%%
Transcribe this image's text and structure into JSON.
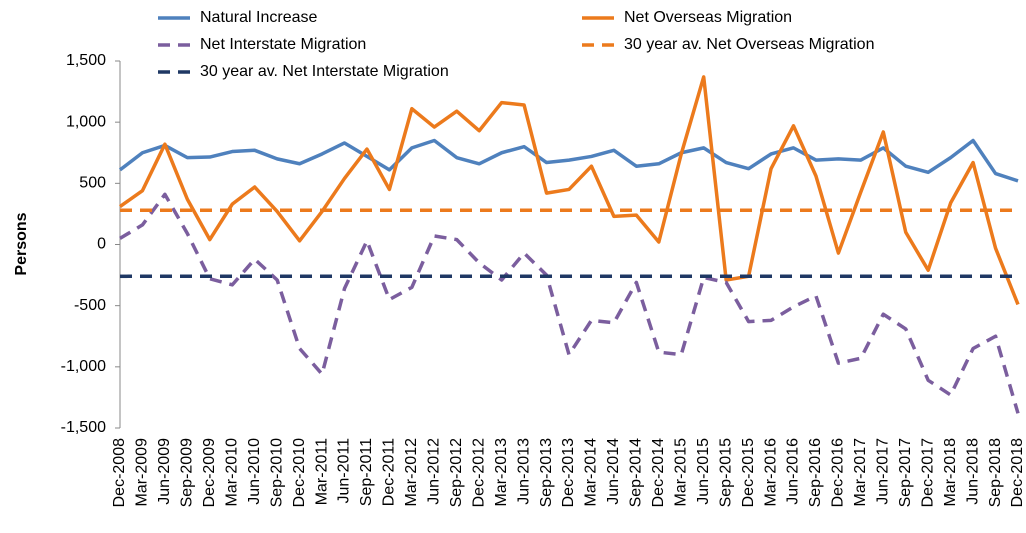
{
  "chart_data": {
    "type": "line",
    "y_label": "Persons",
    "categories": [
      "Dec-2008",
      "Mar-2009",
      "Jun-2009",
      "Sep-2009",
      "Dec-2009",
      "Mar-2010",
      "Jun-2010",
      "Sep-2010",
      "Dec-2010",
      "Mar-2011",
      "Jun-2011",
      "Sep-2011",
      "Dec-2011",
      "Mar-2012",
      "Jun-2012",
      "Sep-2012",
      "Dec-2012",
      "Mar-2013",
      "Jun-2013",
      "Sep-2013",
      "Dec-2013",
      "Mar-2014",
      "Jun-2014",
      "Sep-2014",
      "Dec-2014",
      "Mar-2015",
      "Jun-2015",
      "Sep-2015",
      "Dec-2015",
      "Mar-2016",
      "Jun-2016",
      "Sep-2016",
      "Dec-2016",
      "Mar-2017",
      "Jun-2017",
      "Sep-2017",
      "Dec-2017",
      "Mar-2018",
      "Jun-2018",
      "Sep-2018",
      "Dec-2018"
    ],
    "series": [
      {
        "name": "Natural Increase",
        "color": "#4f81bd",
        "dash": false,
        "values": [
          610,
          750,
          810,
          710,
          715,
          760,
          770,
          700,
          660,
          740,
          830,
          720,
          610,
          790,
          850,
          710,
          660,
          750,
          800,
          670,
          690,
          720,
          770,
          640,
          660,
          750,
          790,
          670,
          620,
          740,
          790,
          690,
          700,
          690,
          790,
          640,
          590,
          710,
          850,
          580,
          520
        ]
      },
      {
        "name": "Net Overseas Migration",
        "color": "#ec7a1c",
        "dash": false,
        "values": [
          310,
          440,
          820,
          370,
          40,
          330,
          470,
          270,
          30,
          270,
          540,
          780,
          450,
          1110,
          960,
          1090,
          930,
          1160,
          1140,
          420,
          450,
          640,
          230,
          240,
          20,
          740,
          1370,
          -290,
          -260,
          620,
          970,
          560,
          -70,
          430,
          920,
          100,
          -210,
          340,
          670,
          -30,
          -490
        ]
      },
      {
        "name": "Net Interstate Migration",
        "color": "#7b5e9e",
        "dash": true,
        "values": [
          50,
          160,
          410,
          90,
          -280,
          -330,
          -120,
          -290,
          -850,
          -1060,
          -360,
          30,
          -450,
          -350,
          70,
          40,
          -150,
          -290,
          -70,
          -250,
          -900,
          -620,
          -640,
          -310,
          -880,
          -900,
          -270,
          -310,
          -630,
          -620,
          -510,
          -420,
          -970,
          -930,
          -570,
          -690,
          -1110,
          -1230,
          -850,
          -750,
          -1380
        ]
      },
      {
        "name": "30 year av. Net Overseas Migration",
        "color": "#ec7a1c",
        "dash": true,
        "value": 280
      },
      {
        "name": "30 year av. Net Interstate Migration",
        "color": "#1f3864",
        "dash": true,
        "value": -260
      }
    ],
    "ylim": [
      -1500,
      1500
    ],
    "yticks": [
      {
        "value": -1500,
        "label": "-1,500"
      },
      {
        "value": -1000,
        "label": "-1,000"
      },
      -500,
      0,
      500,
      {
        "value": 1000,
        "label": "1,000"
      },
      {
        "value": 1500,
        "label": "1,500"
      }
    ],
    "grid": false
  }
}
%%
• _Prompt_
Would you set down the listing exactly, omitting pictures?

• _Answer to the problem_
Transcribe this image's text and structure into JSON.
{
  "chart_data": {
    "type": "line",
    "y_label": "Persons",
    "categories": [
      "Dec-2008",
      "Mar-2009",
      "Jun-2009",
      "Sep-2009",
      "Dec-2009",
      "Mar-2010",
      "Jun-2010",
      "Sep-2010",
      "Dec-2010",
      "Mar-2011",
      "Jun-2011",
      "Sep-2011",
      "Dec-2011",
      "Mar-2012",
      "Jun-2012",
      "Sep-2012",
      "Dec-2012",
      "Mar-2013",
      "Jun-2013",
      "Sep-2013",
      "Dec-2013",
      "Mar-2014",
      "Jun-2014",
      "Sep-2014",
      "Dec-2014",
      "Mar-2015",
      "Jun-2015",
      "Sep-2015",
      "Dec-2015",
      "Mar-2016",
      "Jun-2016",
      "Sep-2016",
      "Dec-2016",
      "Mar-2017",
      "Jun-2017",
      "Sep-2017",
      "Dec-2017",
      "Mar-2018",
      "Jun-2018",
      "Sep-2018",
      "Dec-2018"
    ],
    "series": [
      {
        "name": "Natural Increase",
        "color": "#4f81bd",
        "dash": false,
        "values": [
          610,
          750,
          810,
          710,
          715,
          760,
          770,
          700,
          660,
          740,
          830,
          720,
          610,
          790,
          850,
          710,
          660,
          750,
          800,
          670,
          690,
          720,
          770,
          640,
          660,
          750,
          790,
          670,
          620,
          740,
          790,
          690,
          700,
          690,
          790,
          640,
          590,
          710,
          850,
          580,
          520
        ]
      },
      {
        "name": "Net Overseas Migration",
        "color": "#ec7a1c",
        "dash": false,
        "values": [
          310,
          440,
          820,
          370,
          40,
          330,
          470,
          270,
          30,
          270,
          540,
          780,
          450,
          1110,
          960,
          1090,
          930,
          1160,
          1140,
          420,
          450,
          640,
          230,
          240,
          20,
          740,
          1370,
          -290,
          -260,
          620,
          970,
          560,
          -70,
          430,
          920,
          100,
          -210,
          340,
          670,
          -30,
          -490
        ]
      },
      {
        "name": "Net Interstate Migration",
        "color": "#7b5e9e",
        "dash": true,
        "values": [
          50,
          160,
          410,
          90,
          -280,
          -330,
          -120,
          -290,
          -850,
          -1060,
          -360,
          30,
          -450,
          -350,
          70,
          40,
          -150,
          -290,
          -70,
          -250,
          -900,
          -620,
          -640,
          -310,
          -880,
          -900,
          -270,
          -310,
          -630,
          -620,
          -510,
          -420,
          -970,
          -930,
          -570,
          -690,
          -1110,
          -1230,
          -850,
          -750,
          -1380
        ]
      },
      {
        "name": "30 year av. Net Overseas Migration",
        "color": "#ec7a1c",
        "dash": true,
        "value": 280
      },
      {
        "name": "30 year av. Net Interstate Migration",
        "color": "#1f3864",
        "dash": true,
        "value": -260
      }
    ],
    "ylim": [
      -1500,
      1500
    ],
    "yticks": [
      {
        "value": -1500,
        "label": "-1,500"
      },
      {
        "value": -1000,
        "label": "-1,000"
      },
      -500,
      0,
      500,
      {
        "value": 1000,
        "label": "1,000"
      },
      {
        "value": 1500,
        "label": "1,500"
      }
    ],
    "grid": false
  }
}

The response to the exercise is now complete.